Records excerpted from a collection »
────────
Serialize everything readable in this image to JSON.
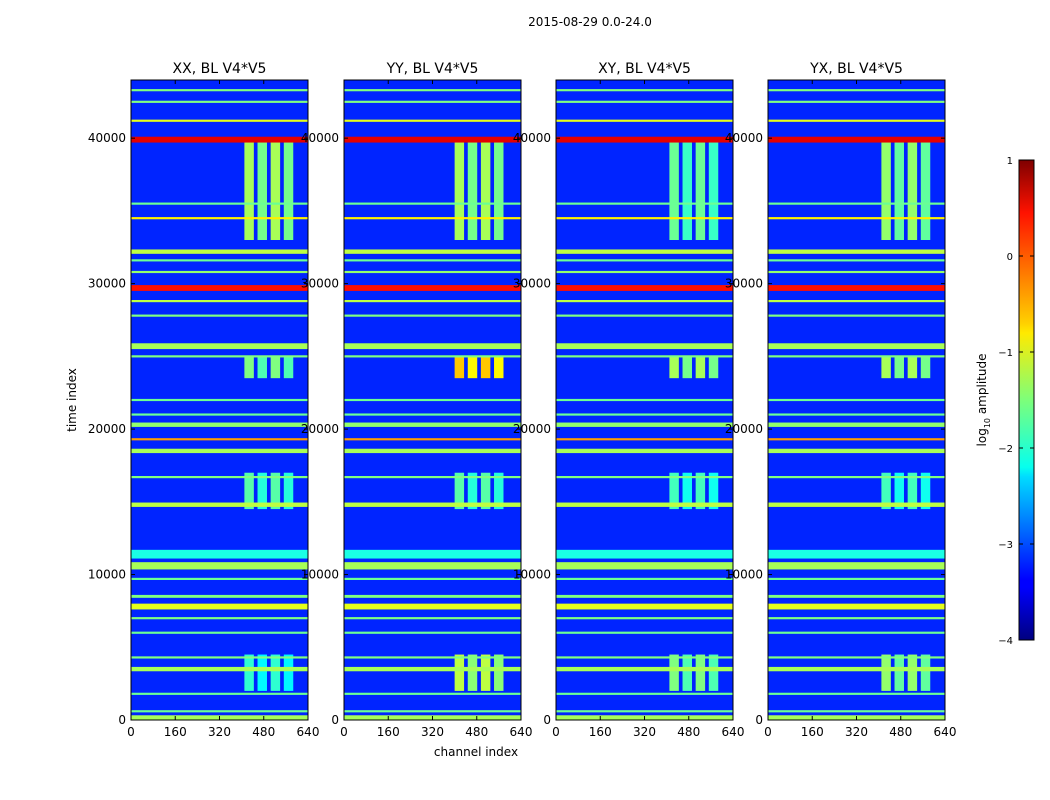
{
  "chart_data": {
    "type": "heatmap",
    "suptitle": "2015-08-29 0.0-24.0",
    "xlabel": "channel index",
    "ylabel": "time index",
    "xlim": [
      0,
      640
    ],
    "ylim": [
      0,
      44000
    ],
    "xticks": [
      0,
      160,
      320,
      480,
      640
    ],
    "yticks": [
      0,
      10000,
      20000,
      30000,
      40000
    ],
    "colorscale": "jet",
    "colorbar": {
      "label": "log10 amplitude",
      "label_main": "log",
      "label_sub": "10",
      "label_tail": " amplitude",
      "range": [
        -4,
        1
      ],
      "ticks": [
        -4,
        -3,
        -2,
        -1,
        0,
        1
      ],
      "tick_labels": [
        "−4",
        "−3",
        "−2",
        "−1",
        "0",
        "1"
      ]
    },
    "panels": [
      {
        "title": "XX, BL V4*V5",
        "bright_segments": [
          {
            "t0": 33000,
            "t1": 40000,
            "c0": 410,
            "c1": 600,
            "level": -1.3
          },
          {
            "t0": 23500,
            "t1": 25000,
            "c0": 410,
            "c1": 600,
            "level": -1.5
          },
          {
            "t0": 14500,
            "t1": 17000,
            "c0": 410,
            "c1": 600,
            "level": -1.7
          },
          {
            "t0": 2000,
            "t1": 4500,
            "c0": 410,
            "c1": 600,
            "level": -1.9
          }
        ]
      },
      {
        "title": "YY, BL V4*V5",
        "bright_segments": [
          {
            "t0": 33000,
            "t1": 40000,
            "c0": 400,
            "c1": 590,
            "level": -1.3
          },
          {
            "t0": 23500,
            "t1": 25000,
            "c0": 400,
            "c1": 590,
            "level": -0.6
          },
          {
            "t0": 14500,
            "t1": 17000,
            "c0": 400,
            "c1": 590,
            "level": -1.7
          },
          {
            "t0": 2000,
            "t1": 4500,
            "c0": 400,
            "c1": 590,
            "level": -1.2
          }
        ]
      },
      {
        "title": "XY, BL V4*V5",
        "bright_segments": [
          {
            "t0": 33000,
            "t1": 40000,
            "c0": 410,
            "c1": 600,
            "level": -1.6
          },
          {
            "t0": 23500,
            "t1": 25000,
            "c0": 410,
            "c1": 600,
            "level": -1.3
          },
          {
            "t0": 14500,
            "t1": 17000,
            "c0": 410,
            "c1": 600,
            "level": -1.8
          },
          {
            "t0": 2000,
            "t1": 4500,
            "c0": 410,
            "c1": 600,
            "level": -1.5
          }
        ]
      },
      {
        "title": "YX, BL V4*V5",
        "bright_segments": [
          {
            "t0": 33000,
            "t1": 40000,
            "c0": 410,
            "c1": 600,
            "level": -1.4
          },
          {
            "t0": 23500,
            "t1": 25000,
            "c0": 410,
            "c1": 600,
            "level": -1.3
          },
          {
            "t0": 14500,
            "t1": 17000,
            "c0": 410,
            "c1": 600,
            "level": -1.8
          },
          {
            "t0": 2000,
            "t1": 4500,
            "c0": 410,
            "c1": 600,
            "level": -1.4
          }
        ]
      }
    ],
    "background_level": -3.2,
    "rfi_stripes": [
      {
        "t": 43300,
        "w": 150,
        "level": -1.5
      },
      {
        "t": 42500,
        "w": 150,
        "level": -1.5
      },
      {
        "t": 41200,
        "w": 150,
        "level": -1.0
      },
      {
        "t": 39900,
        "w": 400,
        "level": 0.5
      },
      {
        "t": 35500,
        "w": 150,
        "level": -1.6
      },
      {
        "t": 34500,
        "w": 150,
        "level": -0.8
      },
      {
        "t": 32200,
        "w": 300,
        "level": -1.2
      },
      {
        "t": 31600,
        "w": 150,
        "level": -1.6
      },
      {
        "t": 30800,
        "w": 150,
        "level": -1.4
      },
      {
        "t": 29700,
        "w": 400,
        "level": 0.3
      },
      {
        "t": 28800,
        "w": 150,
        "level": -1.2
      },
      {
        "t": 27800,
        "w": 150,
        "level": -1.5
      },
      {
        "t": 25700,
        "w": 400,
        "level": -1.3
      },
      {
        "t": 25000,
        "w": 150,
        "level": -1.5
      },
      {
        "t": 22000,
        "w": 150,
        "level": -1.6
      },
      {
        "t": 21000,
        "w": 150,
        "level": -1.6
      },
      {
        "t": 20300,
        "w": 300,
        "level": -1.4
      },
      {
        "t": 19300,
        "w": 150,
        "level": -0.4
      },
      {
        "t": 18500,
        "w": 300,
        "level": -1.3
      },
      {
        "t": 16700,
        "w": 150,
        "level": -1.5
      },
      {
        "t": 14800,
        "w": 300,
        "level": -1.2
      },
      {
        "t": 11400,
        "w": 600,
        "level": -2.0
      },
      {
        "t": 10600,
        "w": 500,
        "level": -1.3
      },
      {
        "t": 9700,
        "w": 150,
        "level": -1.6
      },
      {
        "t": 8500,
        "w": 200,
        "level": -1.5
      },
      {
        "t": 7800,
        "w": 400,
        "level": -1.0
      },
      {
        "t": 7000,
        "w": 150,
        "level": -1.5
      },
      {
        "t": 6000,
        "w": 150,
        "level": -1.6
      },
      {
        "t": 4300,
        "w": 150,
        "level": -1.5
      },
      {
        "t": 3500,
        "w": 300,
        "level": -1.3
      },
      {
        "t": 1800,
        "w": 150,
        "level": -1.6
      },
      {
        "t": 600,
        "w": 150,
        "level": -1.6
      },
      {
        "t": 150,
        "w": 350,
        "level": -1.3
      }
    ]
  }
}
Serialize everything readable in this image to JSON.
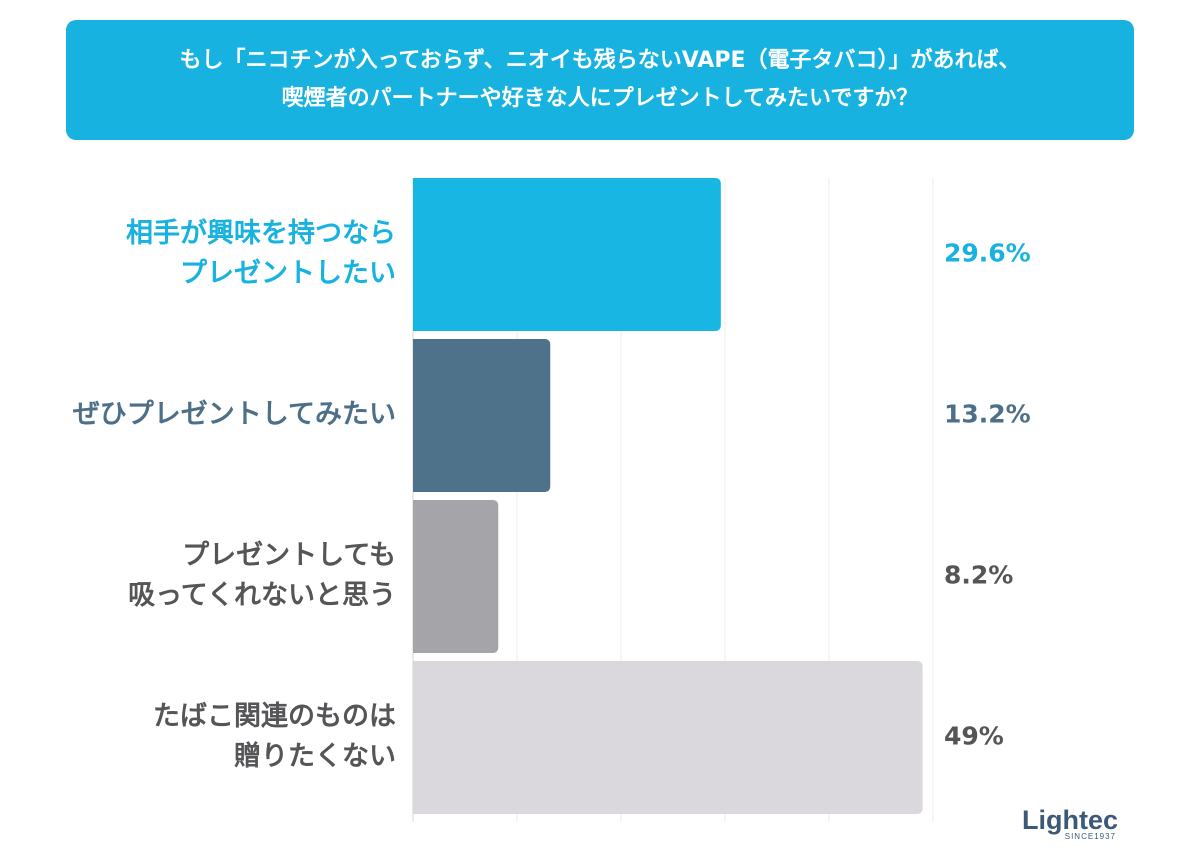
{
  "title": {
    "line1": "もし「ニコチンが入っておらず、ニオイも残らないVAPE（電子タバコ）」があれば、",
    "line2": "喫煙者のパートナーや好きな人にプレゼントしてみたいですか？"
  },
  "chart_data": {
    "type": "bar",
    "orientation": "horizontal",
    "grid": true,
    "xlim": [
      0,
      50
    ],
    "categories": [
      [
        "相手が興味を持つなら",
        "プレゼントしたい"
      ],
      [
        "ぜひプレゼントしてみたい"
      ],
      [
        "プレゼントしても",
        "吸ってくれないと思う"
      ],
      [
        "たばこ関連のものは",
        "贈りたくない"
      ]
    ],
    "values": [
      29.6,
      13.2,
      8.2,
      49
    ],
    "value_labels": [
      "29.6%",
      "13.2%",
      "8.2%",
      "49%"
    ],
    "bar_colors": [
      "#17b6e3",
      "#4d7289",
      "#a5a4a8",
      "#dad8dc"
    ],
    "label_colors": [
      "#17b2df",
      "#4d6f88",
      "#555558",
      "#555558"
    ]
  },
  "logo": {
    "word": "Lightec",
    "since": "SINCE1937"
  }
}
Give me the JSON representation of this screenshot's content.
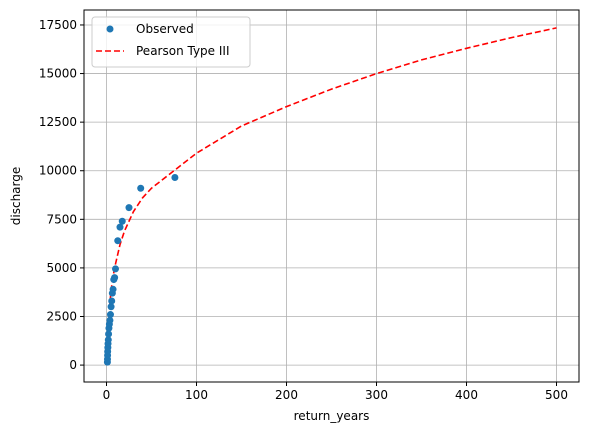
{
  "chart_data": {
    "type": "scatter",
    "xlabel": "return_years",
    "ylabel": "discharge",
    "xlim": [
      -25,
      525
    ],
    "ylim": [
      -870,
      18270
    ],
    "xticks": [
      0,
      100,
      200,
      300,
      400,
      500
    ],
    "yticks": [
      0,
      2500,
      5000,
      7500,
      10000,
      12500,
      15000,
      17500
    ],
    "grid": true,
    "legend_position": "upper-left",
    "series": [
      {
        "name": "Observed",
        "kind": "scatter",
        "color": "#1f77b4",
        "x": [
          1.0,
          1.1,
          1.2,
          1.3,
          1.5,
          1.7,
          2.0,
          2.3,
          2.7,
          3.2,
          3.8,
          4.4,
          5.1,
          5.8,
          6.5,
          7.3,
          8.1,
          9.0,
          10.0,
          12.5,
          15.0,
          17.5,
          25.0,
          38.0,
          76.0
        ],
        "y": [
          150,
          300,
          500,
          700,
          900,
          1100,
          1300,
          1600,
          1900,
          2100,
          2300,
          2600,
          3000,
          3300,
          3700,
          3900,
          4400,
          4500,
          4950,
          6400,
          7100,
          7400,
          8100,
          9100,
          9650
        ]
      },
      {
        "name": "Pearson Type III",
        "kind": "line",
        "style": "dashed",
        "color": "#ff0000",
        "x": [
          1.01,
          1.5,
          2,
          3,
          4,
          5,
          7,
          10,
          15,
          20,
          30,
          40,
          50,
          75,
          100,
          150,
          200,
          250,
          300,
          350,
          400,
          450,
          500
        ],
        "y": [
          100,
          900,
          1700,
          2700,
          3300,
          3800,
          4500,
          5200,
          6200,
          6900,
          7900,
          8600,
          9100,
          10000,
          10900,
          12300,
          13300,
          14200,
          15000,
          15700,
          16300,
          16850,
          17350
        ]
      }
    ]
  }
}
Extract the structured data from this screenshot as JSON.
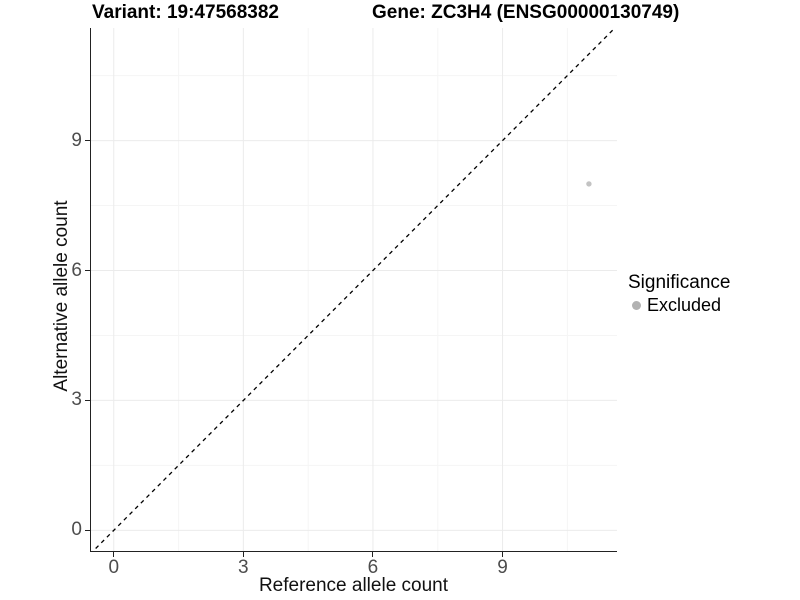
{
  "header": {
    "variant_title": "Variant: 19:47568382",
    "gene_title": "Gene: ZC3H4 (ENSG00000130749)"
  },
  "chart_data": {
    "type": "scatter",
    "title": "Variant: 19:47568382",
    "subtitle": "Gene: ZC3H4 (ENSG00000130749)",
    "xlabel": "Reference allele count",
    "ylabel": "Alternative allele count",
    "xlim": [
      -0.55,
      11.65
    ],
    "ylim": [
      -0.5,
      11.6
    ],
    "x_ticks": [
      0,
      3,
      6,
      9
    ],
    "y_ticks": [
      0,
      3,
      6,
      9
    ],
    "x_minor_ticks": [
      1.5,
      4.5,
      7.5,
      10.5
    ],
    "y_minor_ticks": [
      1.5,
      4.5,
      7.5,
      10.5
    ],
    "grid": true,
    "series": [
      {
        "name": "Excluded",
        "color": "#c3c3c3",
        "points": [
          {
            "x": 11,
            "y": 8
          }
        ]
      }
    ],
    "identity_line": {
      "slope": 1,
      "intercept": 0,
      "style": "dashed",
      "color": "#000000"
    },
    "legend": {
      "title": "Significance",
      "position": "right",
      "items": [
        {
          "label": "Excluded",
          "color": "#b2b2b2",
          "marker": "circle"
        }
      ]
    }
  },
  "style": {
    "major_grid_color": "#ebebeb",
    "minor_grid_color": "#f5f5f5",
    "axis_line_color": "#222222",
    "tick_label_color": "#4d4d4d",
    "point_radius": 2.7,
    "background": "#ffffff"
  }
}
────────
WORK TO COMPLETE »
Copy out only the lines beginning at the line with "Extract the structured" and ending at the last line of the entries. Keep them exact; drop pictures.

TASK RESULT »
Extract the structured data from this screenshot as JSON.
{
  "header": {
    "variant_title": "Variant: 19:47568382",
    "gene_title": "Gene: ZC3H4 (ENSG00000130749)"
  },
  "chart_data": {
    "type": "scatter",
    "title": "Variant: 19:47568382",
    "subtitle": "Gene: ZC3H4 (ENSG00000130749)",
    "xlabel": "Reference allele count",
    "ylabel": "Alternative allele count",
    "xlim": [
      -0.55,
      11.65
    ],
    "ylim": [
      -0.5,
      11.6
    ],
    "x_ticks": [
      0,
      3,
      6,
      9
    ],
    "y_ticks": [
      0,
      3,
      6,
      9
    ],
    "x_minor_ticks": [
      1.5,
      4.5,
      7.5,
      10.5
    ],
    "y_minor_ticks": [
      1.5,
      4.5,
      7.5,
      10.5
    ],
    "grid": true,
    "series": [
      {
        "name": "Excluded",
        "color": "#c3c3c3",
        "points": [
          {
            "x": 11,
            "y": 8
          }
        ]
      }
    ],
    "identity_line": {
      "slope": 1,
      "intercept": 0,
      "style": "dashed",
      "color": "#000000"
    },
    "legend": {
      "title": "Significance",
      "position": "right",
      "items": [
        {
          "label": "Excluded",
          "color": "#b2b2b2",
          "marker": "circle"
        }
      ]
    }
  },
  "style": {
    "major_grid_color": "#ebebeb",
    "minor_grid_color": "#f5f5f5",
    "axis_line_color": "#222222",
    "tick_label_color": "#4d4d4d",
    "point_radius": 2.7,
    "background": "#ffffff"
  }
}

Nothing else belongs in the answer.